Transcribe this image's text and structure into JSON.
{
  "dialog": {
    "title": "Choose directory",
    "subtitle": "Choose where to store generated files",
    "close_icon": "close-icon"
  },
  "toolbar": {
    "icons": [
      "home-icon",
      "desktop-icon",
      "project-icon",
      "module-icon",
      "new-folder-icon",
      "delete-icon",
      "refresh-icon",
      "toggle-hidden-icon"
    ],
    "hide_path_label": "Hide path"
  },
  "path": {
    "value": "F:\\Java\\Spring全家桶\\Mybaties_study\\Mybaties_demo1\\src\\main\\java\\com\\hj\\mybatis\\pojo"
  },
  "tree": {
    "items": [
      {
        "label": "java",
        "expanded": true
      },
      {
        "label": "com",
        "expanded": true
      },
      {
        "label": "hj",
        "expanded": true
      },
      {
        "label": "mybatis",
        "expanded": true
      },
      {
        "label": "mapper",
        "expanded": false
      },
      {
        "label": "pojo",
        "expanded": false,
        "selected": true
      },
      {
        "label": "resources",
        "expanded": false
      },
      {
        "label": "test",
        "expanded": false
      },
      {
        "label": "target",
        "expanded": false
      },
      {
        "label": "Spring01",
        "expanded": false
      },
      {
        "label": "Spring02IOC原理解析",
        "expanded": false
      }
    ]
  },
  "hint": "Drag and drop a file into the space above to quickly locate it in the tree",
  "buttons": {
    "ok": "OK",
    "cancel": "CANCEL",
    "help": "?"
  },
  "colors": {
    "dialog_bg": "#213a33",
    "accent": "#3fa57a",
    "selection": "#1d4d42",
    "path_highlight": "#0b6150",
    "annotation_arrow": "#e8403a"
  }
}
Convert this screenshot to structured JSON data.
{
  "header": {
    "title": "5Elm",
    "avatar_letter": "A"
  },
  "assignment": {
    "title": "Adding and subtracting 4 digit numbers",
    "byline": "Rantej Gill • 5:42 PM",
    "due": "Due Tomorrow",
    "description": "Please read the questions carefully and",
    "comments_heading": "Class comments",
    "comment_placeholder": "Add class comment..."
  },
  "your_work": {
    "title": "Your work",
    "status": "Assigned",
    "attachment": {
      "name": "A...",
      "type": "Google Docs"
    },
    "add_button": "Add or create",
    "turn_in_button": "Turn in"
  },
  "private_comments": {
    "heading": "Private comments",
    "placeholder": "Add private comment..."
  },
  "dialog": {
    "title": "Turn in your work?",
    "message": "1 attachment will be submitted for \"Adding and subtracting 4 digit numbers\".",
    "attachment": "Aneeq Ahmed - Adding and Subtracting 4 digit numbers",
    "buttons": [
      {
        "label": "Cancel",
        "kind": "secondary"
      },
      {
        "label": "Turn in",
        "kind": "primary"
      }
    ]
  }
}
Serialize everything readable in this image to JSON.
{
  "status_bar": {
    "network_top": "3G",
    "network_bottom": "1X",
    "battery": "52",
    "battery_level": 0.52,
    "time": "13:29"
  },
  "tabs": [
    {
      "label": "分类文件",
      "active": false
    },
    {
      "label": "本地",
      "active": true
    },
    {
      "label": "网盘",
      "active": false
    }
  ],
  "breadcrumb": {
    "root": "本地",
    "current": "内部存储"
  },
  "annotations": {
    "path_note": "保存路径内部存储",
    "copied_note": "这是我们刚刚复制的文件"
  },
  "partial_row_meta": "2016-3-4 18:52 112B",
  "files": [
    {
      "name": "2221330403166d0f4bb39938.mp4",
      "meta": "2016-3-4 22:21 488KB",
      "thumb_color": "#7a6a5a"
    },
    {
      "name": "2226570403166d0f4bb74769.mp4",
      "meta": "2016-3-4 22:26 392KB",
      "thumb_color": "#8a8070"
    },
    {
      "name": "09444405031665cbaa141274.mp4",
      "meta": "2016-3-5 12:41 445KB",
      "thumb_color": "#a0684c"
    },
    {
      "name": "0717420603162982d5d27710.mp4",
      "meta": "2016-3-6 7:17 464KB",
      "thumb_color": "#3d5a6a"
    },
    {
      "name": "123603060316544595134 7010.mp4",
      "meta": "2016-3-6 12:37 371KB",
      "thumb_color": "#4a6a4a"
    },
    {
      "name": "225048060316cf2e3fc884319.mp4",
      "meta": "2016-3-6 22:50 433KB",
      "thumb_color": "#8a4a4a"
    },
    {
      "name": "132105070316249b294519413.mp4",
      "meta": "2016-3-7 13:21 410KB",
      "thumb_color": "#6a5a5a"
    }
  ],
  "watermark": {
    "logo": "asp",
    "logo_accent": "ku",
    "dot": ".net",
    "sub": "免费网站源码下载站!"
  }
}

+-------+

**WHAT IS ASKED**
State the number of lines in the data that include the string "tree", and add nothing else.

**EXERCISE RESULT**
2